*STATED GOAL*.
Exactly as given, repeat all of the entries.
## begin SUPPLIED INFORMATION
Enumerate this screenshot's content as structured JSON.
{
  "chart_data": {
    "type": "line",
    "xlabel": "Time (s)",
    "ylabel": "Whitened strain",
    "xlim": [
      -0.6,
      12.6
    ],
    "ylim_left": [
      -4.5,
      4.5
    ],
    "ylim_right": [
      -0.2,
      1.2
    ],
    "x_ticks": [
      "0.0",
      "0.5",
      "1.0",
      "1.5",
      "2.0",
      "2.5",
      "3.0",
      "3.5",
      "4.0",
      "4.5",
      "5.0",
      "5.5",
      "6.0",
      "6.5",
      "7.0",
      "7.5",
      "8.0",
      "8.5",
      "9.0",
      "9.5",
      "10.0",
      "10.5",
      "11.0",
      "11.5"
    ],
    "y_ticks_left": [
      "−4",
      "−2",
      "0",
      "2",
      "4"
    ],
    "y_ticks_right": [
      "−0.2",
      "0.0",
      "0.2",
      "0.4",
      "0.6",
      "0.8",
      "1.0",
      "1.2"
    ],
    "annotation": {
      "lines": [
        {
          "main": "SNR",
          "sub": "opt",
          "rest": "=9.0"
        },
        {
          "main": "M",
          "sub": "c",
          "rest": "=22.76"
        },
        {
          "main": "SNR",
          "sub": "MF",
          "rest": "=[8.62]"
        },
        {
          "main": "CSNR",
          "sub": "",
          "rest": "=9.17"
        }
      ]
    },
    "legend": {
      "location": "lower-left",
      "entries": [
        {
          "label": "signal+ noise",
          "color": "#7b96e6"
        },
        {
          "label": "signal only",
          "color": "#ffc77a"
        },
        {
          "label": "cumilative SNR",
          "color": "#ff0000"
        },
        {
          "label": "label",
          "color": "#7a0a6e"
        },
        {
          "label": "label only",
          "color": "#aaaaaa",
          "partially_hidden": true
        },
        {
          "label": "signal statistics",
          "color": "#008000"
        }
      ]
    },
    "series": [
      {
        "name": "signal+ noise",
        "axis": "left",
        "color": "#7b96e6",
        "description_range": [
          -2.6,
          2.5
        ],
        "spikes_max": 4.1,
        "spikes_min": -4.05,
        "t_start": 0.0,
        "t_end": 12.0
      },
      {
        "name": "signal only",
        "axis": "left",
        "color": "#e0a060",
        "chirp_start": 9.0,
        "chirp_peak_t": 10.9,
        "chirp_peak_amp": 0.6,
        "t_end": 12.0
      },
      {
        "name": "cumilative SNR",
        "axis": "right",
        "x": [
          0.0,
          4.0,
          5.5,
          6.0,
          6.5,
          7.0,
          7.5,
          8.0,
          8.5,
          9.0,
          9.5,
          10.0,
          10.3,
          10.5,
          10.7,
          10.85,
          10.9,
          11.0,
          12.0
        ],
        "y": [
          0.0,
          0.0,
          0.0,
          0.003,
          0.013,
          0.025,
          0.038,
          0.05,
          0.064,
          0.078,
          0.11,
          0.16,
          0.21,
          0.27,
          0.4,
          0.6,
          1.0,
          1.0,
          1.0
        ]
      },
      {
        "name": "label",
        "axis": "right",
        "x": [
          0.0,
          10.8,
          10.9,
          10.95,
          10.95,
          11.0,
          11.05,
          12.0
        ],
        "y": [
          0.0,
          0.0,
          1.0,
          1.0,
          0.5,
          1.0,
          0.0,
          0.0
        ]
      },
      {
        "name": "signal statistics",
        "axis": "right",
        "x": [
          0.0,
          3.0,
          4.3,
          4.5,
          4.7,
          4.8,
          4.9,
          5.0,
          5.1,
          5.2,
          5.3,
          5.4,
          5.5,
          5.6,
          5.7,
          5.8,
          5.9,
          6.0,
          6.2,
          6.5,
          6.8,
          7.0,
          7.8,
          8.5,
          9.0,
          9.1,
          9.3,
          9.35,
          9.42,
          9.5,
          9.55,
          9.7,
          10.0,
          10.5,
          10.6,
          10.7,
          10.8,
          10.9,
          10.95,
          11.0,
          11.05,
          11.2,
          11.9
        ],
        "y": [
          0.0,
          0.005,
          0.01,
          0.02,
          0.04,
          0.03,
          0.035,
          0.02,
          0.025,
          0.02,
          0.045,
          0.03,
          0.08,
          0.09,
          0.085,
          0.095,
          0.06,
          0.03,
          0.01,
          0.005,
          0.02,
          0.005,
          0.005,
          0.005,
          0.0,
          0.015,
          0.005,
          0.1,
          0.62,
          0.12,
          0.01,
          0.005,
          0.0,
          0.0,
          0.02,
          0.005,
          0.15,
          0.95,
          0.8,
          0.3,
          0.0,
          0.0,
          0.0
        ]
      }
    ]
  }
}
## end SUPPLIED INFORMATION
*RESULT*.
Enumerate this screenshot's content as structured JSON.
{
  "chart_data": {
    "type": "line",
    "xlabel": "Time (s)",
    "ylabel": "Whitened strain",
    "xlim": [
      -0.6,
      12.6
    ],
    "ylim_left": [
      -4.5,
      4.5
    ],
    "ylim_right": [
      -0.2,
      1.2
    ],
    "x_ticks": [
      "0.0",
      "0.5",
      "1.0",
      "1.5",
      "2.0",
      "2.5",
      "3.0",
      "3.5",
      "4.0",
      "4.5",
      "5.0",
      "5.5",
      "6.0",
      "6.5",
      "7.0",
      "7.5",
      "8.0",
      "8.5",
      "9.0",
      "9.5",
      "10.0",
      "10.5",
      "11.0",
      "11.5"
    ],
    "y_ticks_left": [
      "−4",
      "−2",
      "0",
      "2",
      "4"
    ],
    "y_ticks_right": [
      "−0.2",
      "0.0",
      "0.2",
      "0.4",
      "0.6",
      "0.8",
      "1.0",
      "1.2"
    ],
    "annotation": {
      "lines": [
        {
          "main": "SNR",
          "sub": "opt",
          "rest": "=9.0"
        },
        {
          "main": "M",
          "sub": "c",
          "rest": "=22.76"
        },
        {
          "main": "SNR",
          "sub": "MF",
          "rest": "=[8.62]"
        },
        {
          "main": "CSNR",
          "sub": "",
          "rest": "=9.17"
        }
      ]
    },
    "legend": {
      "location": "lower-left",
      "entries": [
        {
          "label": "signal+ noise",
          "color": "#7b96e6"
        },
        {
          "label": "signal only",
          "color": "#ffc77a"
        },
        {
          "label": "cumilative SNR",
          "color": "#ff0000"
        },
        {
          "label": "label",
          "color": "#7a0a6e"
        },
        {
          "label": "label only",
          "color": "#aaaaaa",
          "partially_hidden": true
        },
        {
          "label": "signal statistics",
          "color": "#008000"
        }
      ]
    },
    "series": [
      {
        "name": "signal+ noise",
        "axis": "left",
        "color": "#7b96e6",
        "description_range": [
          -2.6,
          2.5
        ],
        "spikes_max": 4.1,
        "spikes_min": -4.05,
        "t_start": 0.0,
        "t_end": 12.0
      },
      {
        "name": "signal only",
        "axis": "left",
        "color": "#e0a060",
        "chirp_start": 9.0,
        "chirp_peak_t": 10.9,
        "chirp_peak_amp": 0.6,
        "t_end": 12.0
      },
      {
        "name": "cumilative SNR",
        "axis": "right",
        "x": [
          0.0,
          4.0,
          5.5,
          6.0,
          6.5,
          7.0,
          7.5,
          8.0,
          8.5,
          9.0,
          9.5,
          10.0,
          10.3,
          10.5,
          10.7,
          10.85,
          10.9,
          11.0,
          12.0
        ],
        "y": [
          0.0,
          0.0,
          0.0,
          0.003,
          0.013,
          0.025,
          0.038,
          0.05,
          0.064,
          0.078,
          0.11,
          0.16,
          0.21,
          0.27,
          0.4,
          0.6,
          1.0,
          1.0,
          1.0
        ]
      },
      {
        "name": "label",
        "axis": "right",
        "x": [
          0.0,
          10.8,
          10.9,
          10.95,
          10.95,
          11.0,
          11.05,
          12.0
        ],
        "y": [
          0.0,
          0.0,
          1.0,
          1.0,
          0.5,
          1.0,
          0.0,
          0.0
        ]
      },
      {
        "name": "signal statistics",
        "axis": "right",
        "x": [
          0.0,
          3.0,
          4.3,
          4.5,
          4.7,
          4.8,
          4.9,
          5.0,
          5.1,
          5.2,
          5.3,
          5.4,
          5.5,
          5.6,
          5.7,
          5.8,
          5.9,
          6.0,
          6.2,
          6.5,
          6.8,
          7.0,
          7.8,
          8.5,
          9.0,
          9.1,
          9.3,
          9.35,
          9.42,
          9.5,
          9.55,
          9.7,
          10.0,
          10.5,
          10.6,
          10.7,
          10.8,
          10.9,
          10.95,
          11.0,
          11.05,
          11.2,
          11.9
        ],
        "y": [
          0.0,
          0.005,
          0.01,
          0.02,
          0.04,
          0.03,
          0.035,
          0.02,
          0.025,
          0.02,
          0.045,
          0.03,
          0.08,
          0.09,
          0.085,
          0.095,
          0.06,
          0.03,
          0.01,
          0.005,
          0.02,
          0.005,
          0.005,
          0.005,
          0.0,
          0.015,
          0.005,
          0.1,
          0.62,
          0.12,
          0.01,
          0.005,
          0.0,
          0.0,
          0.02,
          0.005,
          0.15,
          0.95,
          0.8,
          0.3,
          0.0,
          0.0,
          0.0
        ]
      }
    ]
  }
}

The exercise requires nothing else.